Page transcription dataset items »
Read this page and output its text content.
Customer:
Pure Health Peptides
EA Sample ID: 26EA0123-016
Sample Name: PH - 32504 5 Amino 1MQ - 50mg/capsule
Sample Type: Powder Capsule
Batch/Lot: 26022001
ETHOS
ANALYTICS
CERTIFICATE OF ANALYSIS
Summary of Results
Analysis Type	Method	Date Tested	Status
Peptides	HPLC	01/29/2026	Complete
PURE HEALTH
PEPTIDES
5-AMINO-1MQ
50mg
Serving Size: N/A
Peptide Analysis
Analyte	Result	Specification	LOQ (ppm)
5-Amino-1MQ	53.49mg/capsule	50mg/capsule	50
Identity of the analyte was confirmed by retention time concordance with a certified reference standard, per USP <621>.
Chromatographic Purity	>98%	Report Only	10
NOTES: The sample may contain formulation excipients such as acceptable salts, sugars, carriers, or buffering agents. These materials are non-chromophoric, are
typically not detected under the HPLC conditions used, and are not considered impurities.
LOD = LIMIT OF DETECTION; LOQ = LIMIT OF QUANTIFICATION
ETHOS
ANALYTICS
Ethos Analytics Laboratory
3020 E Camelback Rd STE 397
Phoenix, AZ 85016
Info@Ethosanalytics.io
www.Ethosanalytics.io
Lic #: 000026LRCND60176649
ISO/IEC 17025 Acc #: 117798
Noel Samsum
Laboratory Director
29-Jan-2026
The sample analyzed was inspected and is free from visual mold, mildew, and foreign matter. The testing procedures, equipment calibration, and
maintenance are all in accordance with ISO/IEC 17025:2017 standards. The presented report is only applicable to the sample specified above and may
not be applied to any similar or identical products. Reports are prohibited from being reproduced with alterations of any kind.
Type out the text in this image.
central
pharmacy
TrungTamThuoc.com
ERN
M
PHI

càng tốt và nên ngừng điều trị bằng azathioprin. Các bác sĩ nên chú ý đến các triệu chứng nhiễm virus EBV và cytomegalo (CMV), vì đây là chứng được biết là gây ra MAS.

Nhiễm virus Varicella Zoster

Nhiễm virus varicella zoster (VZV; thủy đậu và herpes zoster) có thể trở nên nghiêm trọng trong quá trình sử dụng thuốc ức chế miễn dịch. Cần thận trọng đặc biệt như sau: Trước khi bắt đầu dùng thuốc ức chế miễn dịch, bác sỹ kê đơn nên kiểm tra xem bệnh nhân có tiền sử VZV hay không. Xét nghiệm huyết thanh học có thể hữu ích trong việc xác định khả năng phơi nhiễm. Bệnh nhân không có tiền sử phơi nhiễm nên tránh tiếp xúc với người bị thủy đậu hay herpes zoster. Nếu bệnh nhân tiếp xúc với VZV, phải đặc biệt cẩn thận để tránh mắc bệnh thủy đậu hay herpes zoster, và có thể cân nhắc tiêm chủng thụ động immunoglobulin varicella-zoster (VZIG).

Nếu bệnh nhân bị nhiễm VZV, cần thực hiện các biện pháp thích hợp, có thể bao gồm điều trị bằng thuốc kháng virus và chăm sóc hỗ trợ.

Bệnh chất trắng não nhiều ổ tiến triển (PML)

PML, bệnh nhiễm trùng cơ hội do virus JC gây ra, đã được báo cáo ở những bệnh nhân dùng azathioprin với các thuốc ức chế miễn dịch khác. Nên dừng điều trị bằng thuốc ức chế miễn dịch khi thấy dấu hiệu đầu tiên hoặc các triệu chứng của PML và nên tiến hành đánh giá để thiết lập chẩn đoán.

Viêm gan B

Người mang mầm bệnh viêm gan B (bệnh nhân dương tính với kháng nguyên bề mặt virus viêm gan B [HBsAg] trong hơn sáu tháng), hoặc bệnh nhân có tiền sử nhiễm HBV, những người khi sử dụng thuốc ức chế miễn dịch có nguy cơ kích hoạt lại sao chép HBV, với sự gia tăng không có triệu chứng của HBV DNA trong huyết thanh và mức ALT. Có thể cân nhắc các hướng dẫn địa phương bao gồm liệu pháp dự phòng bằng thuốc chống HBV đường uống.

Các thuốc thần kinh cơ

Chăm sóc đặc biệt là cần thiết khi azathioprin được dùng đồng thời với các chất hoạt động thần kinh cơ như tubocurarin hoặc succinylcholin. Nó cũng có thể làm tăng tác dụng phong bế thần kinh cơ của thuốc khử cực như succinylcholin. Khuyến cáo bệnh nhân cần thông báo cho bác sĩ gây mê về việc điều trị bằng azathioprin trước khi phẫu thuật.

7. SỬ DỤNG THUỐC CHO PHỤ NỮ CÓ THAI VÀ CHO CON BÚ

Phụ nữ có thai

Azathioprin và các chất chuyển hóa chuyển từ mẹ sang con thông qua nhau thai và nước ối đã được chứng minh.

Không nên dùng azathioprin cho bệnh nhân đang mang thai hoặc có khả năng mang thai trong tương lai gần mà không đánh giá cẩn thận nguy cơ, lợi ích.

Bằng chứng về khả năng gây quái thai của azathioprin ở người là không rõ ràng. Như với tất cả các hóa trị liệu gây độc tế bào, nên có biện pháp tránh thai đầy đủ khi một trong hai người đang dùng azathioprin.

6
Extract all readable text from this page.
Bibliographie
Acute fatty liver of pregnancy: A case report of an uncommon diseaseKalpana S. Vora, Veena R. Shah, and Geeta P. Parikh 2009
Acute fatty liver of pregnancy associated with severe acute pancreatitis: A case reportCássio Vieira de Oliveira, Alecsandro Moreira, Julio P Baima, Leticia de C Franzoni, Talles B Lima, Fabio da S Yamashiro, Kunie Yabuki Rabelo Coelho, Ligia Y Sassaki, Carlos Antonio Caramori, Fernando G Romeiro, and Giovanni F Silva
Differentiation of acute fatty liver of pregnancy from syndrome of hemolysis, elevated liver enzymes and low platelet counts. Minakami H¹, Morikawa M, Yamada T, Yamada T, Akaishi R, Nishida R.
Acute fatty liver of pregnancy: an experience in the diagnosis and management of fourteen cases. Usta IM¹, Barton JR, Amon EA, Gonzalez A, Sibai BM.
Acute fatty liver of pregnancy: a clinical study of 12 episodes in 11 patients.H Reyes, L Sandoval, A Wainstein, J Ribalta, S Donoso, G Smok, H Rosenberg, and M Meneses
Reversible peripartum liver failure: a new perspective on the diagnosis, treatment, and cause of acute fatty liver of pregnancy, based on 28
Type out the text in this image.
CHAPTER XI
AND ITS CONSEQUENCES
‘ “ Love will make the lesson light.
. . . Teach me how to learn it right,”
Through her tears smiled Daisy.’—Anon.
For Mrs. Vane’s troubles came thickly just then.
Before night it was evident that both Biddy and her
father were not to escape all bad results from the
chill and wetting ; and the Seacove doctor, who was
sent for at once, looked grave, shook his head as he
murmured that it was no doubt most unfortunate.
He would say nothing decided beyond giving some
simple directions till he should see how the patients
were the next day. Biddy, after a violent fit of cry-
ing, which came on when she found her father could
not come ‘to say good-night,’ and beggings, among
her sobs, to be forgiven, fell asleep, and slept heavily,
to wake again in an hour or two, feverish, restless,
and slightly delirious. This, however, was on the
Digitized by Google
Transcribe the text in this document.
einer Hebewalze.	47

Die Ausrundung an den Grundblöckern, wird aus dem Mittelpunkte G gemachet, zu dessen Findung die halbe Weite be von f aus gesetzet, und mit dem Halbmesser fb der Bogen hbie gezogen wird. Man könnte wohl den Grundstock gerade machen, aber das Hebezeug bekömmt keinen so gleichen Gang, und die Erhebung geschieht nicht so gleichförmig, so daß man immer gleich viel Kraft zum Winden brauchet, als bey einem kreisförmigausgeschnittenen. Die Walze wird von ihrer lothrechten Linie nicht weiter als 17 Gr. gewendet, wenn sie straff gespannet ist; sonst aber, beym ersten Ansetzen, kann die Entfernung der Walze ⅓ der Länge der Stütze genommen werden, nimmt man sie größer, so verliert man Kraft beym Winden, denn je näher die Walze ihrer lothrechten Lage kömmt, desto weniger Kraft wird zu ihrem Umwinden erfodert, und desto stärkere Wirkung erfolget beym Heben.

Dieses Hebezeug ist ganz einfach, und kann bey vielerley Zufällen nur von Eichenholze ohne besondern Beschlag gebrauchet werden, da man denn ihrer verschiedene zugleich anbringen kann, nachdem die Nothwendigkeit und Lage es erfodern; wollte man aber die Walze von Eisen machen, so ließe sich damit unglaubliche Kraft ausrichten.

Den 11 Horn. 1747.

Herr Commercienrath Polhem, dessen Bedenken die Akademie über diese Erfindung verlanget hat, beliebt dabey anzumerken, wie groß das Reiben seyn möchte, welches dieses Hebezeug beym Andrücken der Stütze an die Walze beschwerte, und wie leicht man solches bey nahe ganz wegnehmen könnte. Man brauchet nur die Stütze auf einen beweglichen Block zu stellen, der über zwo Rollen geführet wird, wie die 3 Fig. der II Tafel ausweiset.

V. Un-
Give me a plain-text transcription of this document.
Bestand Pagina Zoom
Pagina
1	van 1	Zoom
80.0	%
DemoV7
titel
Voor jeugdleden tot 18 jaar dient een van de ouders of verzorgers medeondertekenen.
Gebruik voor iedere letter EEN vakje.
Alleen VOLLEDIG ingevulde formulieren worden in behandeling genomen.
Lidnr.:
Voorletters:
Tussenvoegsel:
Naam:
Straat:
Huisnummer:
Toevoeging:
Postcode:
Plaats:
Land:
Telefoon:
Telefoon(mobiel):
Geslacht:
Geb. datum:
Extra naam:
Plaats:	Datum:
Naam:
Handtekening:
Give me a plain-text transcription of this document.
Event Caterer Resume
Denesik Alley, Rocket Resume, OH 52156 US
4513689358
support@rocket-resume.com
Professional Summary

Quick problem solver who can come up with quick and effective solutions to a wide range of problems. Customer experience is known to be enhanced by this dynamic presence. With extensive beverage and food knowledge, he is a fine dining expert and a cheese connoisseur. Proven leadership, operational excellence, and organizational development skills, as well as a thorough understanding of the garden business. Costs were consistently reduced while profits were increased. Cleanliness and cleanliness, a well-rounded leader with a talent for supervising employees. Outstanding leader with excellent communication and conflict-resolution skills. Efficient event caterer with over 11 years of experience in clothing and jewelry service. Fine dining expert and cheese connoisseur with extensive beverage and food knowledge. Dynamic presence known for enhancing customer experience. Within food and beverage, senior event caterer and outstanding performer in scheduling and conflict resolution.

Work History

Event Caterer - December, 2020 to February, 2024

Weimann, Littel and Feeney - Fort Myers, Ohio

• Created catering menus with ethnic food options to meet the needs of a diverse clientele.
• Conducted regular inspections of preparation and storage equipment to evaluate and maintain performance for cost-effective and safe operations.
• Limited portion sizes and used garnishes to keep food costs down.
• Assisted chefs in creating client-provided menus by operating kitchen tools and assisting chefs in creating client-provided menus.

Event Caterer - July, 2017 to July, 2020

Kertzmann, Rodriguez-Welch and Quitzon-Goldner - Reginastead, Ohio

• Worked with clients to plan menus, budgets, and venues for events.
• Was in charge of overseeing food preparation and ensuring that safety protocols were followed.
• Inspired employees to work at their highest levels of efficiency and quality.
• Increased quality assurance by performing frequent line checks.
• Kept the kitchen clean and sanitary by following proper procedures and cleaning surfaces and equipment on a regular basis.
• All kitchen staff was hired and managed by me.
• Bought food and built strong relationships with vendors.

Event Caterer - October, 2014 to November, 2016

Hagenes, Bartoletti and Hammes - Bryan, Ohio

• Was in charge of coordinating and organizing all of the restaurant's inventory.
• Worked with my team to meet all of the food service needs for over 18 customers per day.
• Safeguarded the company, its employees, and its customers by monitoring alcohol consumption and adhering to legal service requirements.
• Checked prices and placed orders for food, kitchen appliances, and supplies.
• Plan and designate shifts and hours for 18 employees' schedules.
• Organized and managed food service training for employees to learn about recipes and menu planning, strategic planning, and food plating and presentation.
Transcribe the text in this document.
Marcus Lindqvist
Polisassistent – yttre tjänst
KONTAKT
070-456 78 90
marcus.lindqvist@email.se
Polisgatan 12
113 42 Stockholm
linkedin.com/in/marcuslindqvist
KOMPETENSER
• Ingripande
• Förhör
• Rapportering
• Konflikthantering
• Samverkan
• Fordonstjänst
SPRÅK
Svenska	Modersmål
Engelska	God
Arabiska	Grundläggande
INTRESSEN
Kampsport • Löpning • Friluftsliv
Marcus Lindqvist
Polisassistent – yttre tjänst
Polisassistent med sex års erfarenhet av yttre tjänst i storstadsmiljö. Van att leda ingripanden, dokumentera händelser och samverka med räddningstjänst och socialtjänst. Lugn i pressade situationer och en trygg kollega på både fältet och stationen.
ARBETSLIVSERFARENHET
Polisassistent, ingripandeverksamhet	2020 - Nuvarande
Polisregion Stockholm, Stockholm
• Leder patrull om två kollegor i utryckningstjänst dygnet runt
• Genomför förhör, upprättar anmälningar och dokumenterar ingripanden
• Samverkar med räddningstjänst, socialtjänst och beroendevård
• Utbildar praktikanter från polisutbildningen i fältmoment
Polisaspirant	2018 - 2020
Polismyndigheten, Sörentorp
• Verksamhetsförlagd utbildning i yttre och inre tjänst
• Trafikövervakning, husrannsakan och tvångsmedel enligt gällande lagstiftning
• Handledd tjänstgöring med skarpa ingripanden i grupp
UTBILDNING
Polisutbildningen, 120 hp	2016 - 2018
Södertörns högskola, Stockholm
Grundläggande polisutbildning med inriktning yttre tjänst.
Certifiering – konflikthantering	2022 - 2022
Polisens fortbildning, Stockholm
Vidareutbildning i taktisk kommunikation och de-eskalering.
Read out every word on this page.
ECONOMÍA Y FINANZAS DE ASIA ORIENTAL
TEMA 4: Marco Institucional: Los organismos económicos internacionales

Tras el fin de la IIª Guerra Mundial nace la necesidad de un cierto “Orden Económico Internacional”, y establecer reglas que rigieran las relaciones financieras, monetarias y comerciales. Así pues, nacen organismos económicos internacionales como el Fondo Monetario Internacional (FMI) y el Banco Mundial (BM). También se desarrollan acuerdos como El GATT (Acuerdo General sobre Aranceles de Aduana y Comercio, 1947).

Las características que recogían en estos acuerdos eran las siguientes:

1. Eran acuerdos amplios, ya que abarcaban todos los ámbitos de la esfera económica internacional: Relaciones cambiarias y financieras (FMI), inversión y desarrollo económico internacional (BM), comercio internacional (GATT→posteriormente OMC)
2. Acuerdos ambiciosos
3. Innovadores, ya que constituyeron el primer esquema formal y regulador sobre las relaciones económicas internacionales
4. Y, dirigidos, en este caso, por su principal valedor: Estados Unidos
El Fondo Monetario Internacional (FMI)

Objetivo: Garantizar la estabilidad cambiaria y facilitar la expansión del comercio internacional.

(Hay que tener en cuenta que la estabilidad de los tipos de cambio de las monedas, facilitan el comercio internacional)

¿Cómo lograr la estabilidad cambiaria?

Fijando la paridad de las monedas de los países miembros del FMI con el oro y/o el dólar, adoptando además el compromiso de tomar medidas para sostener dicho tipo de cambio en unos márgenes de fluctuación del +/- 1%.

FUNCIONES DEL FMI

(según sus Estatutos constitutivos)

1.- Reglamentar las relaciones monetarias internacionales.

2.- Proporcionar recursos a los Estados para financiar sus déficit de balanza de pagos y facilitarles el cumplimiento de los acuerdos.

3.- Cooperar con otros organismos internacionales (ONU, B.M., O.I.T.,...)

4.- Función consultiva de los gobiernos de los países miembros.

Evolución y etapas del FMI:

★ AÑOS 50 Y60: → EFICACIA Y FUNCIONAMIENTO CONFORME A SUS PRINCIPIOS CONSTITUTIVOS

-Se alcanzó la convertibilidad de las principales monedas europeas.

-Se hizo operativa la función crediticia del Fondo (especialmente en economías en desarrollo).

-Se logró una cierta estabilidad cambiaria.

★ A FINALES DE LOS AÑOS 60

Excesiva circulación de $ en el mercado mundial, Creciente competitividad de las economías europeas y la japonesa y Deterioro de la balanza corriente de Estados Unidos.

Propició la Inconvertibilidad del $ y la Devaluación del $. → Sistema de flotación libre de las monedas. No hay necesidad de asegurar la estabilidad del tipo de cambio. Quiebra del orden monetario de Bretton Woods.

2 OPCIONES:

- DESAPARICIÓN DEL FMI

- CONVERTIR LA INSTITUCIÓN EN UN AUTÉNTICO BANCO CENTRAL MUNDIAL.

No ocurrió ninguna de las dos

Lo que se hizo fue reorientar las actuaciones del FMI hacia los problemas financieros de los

What to do »
How many lines of the data include the word "kháng"? Reply with the number and nothing else.

Solution for this exercise »
2